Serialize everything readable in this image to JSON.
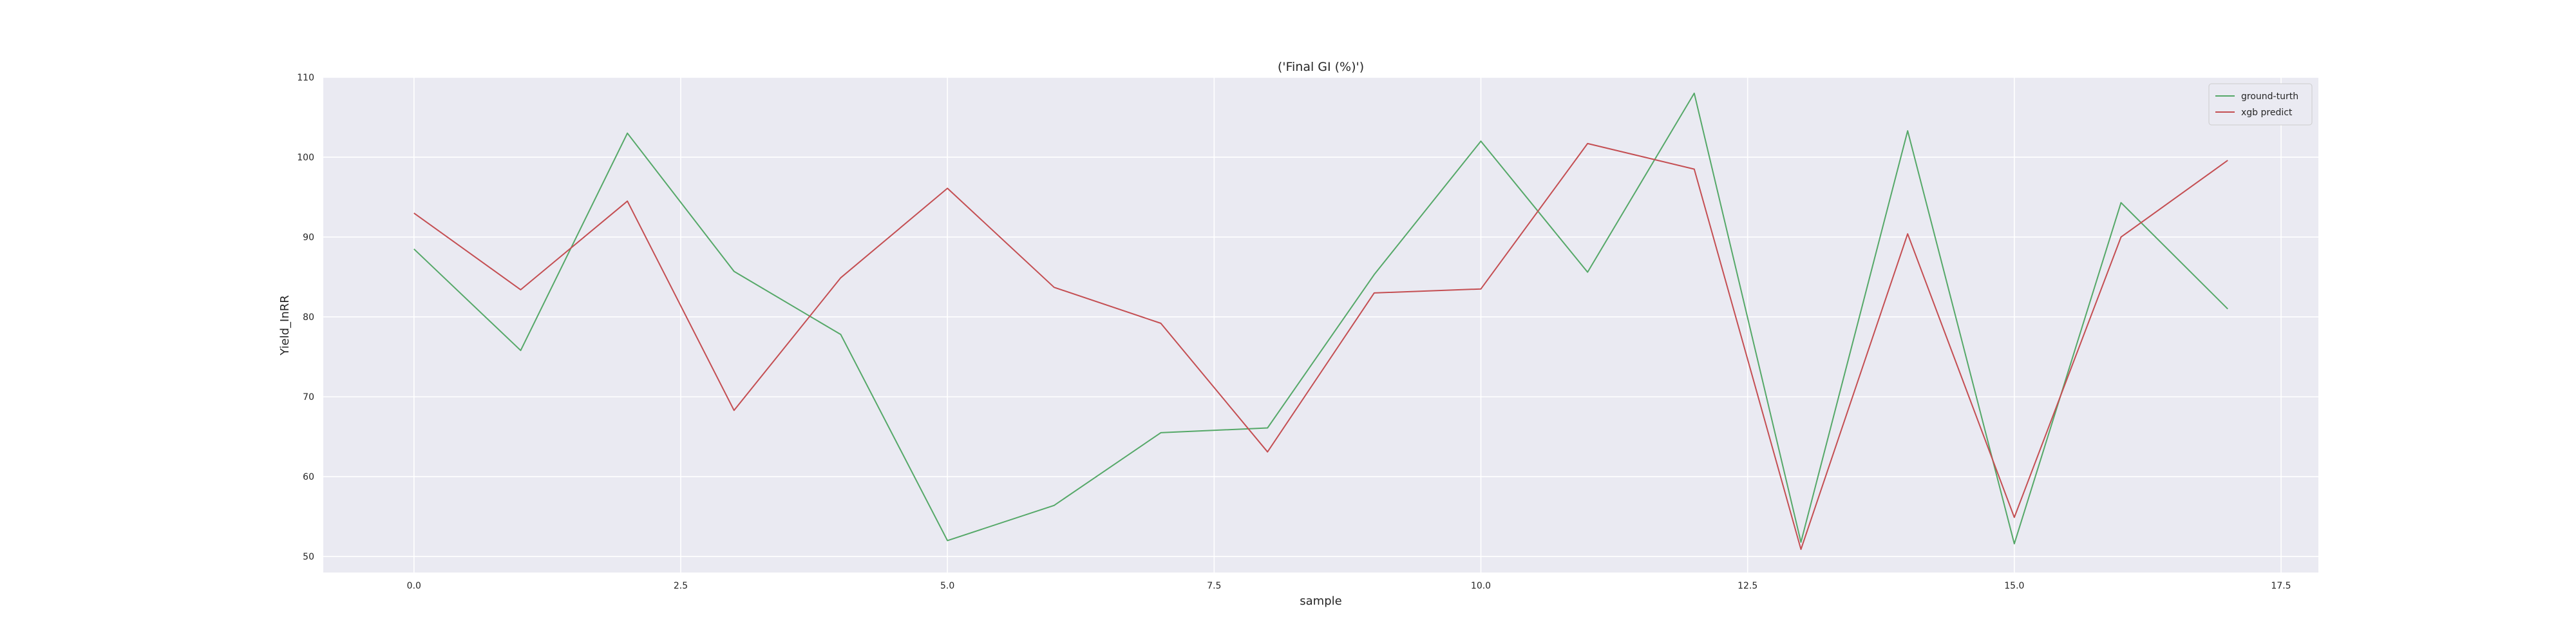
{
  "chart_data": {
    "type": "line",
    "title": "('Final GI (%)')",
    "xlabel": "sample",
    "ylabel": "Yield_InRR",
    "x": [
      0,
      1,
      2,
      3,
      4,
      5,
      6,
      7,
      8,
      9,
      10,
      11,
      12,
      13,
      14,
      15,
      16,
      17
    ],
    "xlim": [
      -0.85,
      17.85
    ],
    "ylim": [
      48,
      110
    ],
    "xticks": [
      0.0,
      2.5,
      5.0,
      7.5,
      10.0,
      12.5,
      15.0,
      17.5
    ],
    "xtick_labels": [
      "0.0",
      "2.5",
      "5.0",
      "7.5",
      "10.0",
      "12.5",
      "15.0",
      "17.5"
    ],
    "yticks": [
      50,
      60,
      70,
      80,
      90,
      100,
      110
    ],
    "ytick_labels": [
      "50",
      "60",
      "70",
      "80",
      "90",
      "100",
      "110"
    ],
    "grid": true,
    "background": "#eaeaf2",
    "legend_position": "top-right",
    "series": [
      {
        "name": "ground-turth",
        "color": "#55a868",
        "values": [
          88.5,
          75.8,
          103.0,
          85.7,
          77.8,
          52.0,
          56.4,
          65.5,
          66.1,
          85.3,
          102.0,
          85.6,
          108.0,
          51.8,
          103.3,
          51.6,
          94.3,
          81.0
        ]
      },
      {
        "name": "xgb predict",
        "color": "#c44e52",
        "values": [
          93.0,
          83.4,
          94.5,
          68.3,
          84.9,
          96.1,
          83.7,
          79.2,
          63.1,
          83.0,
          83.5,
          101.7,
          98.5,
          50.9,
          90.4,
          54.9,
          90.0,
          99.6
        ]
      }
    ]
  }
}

**Job**
Leave out the pictures and copy the rest of the material above exactly.

**Answer for this exercise**
Serialize everything readable in this image to JSON.
{
  "chart_data": {
    "type": "line",
    "title": "('Final GI (%)')",
    "xlabel": "sample",
    "ylabel": "Yield_InRR",
    "x": [
      0,
      1,
      2,
      3,
      4,
      5,
      6,
      7,
      8,
      9,
      10,
      11,
      12,
      13,
      14,
      15,
      16,
      17
    ],
    "xlim": [
      -0.85,
      17.85
    ],
    "ylim": [
      48,
      110
    ],
    "xticks": [
      0.0,
      2.5,
      5.0,
      7.5,
      10.0,
      12.5,
      15.0,
      17.5
    ],
    "xtick_labels": [
      "0.0",
      "2.5",
      "5.0",
      "7.5",
      "10.0",
      "12.5",
      "15.0",
      "17.5"
    ],
    "yticks": [
      50,
      60,
      70,
      80,
      90,
      100,
      110
    ],
    "ytick_labels": [
      "50",
      "60",
      "70",
      "80",
      "90",
      "100",
      "110"
    ],
    "grid": true,
    "background": "#eaeaf2",
    "legend_position": "top-right",
    "series": [
      {
        "name": "ground-turth",
        "color": "#55a868",
        "values": [
          88.5,
          75.8,
          103.0,
          85.7,
          77.8,
          52.0,
          56.4,
          65.5,
          66.1,
          85.3,
          102.0,
          85.6,
          108.0,
          51.8,
          103.3,
          51.6,
          94.3,
          81.0
        ]
      },
      {
        "name": "xgb predict",
        "color": "#c44e52",
        "values": [
          93.0,
          83.4,
          94.5,
          68.3,
          84.9,
          96.1,
          83.7,
          79.2,
          63.1,
          83.0,
          83.5,
          101.7,
          98.5,
          50.9,
          90.4,
          54.9,
          90.0,
          99.6
        ]
      }
    ]
  }
}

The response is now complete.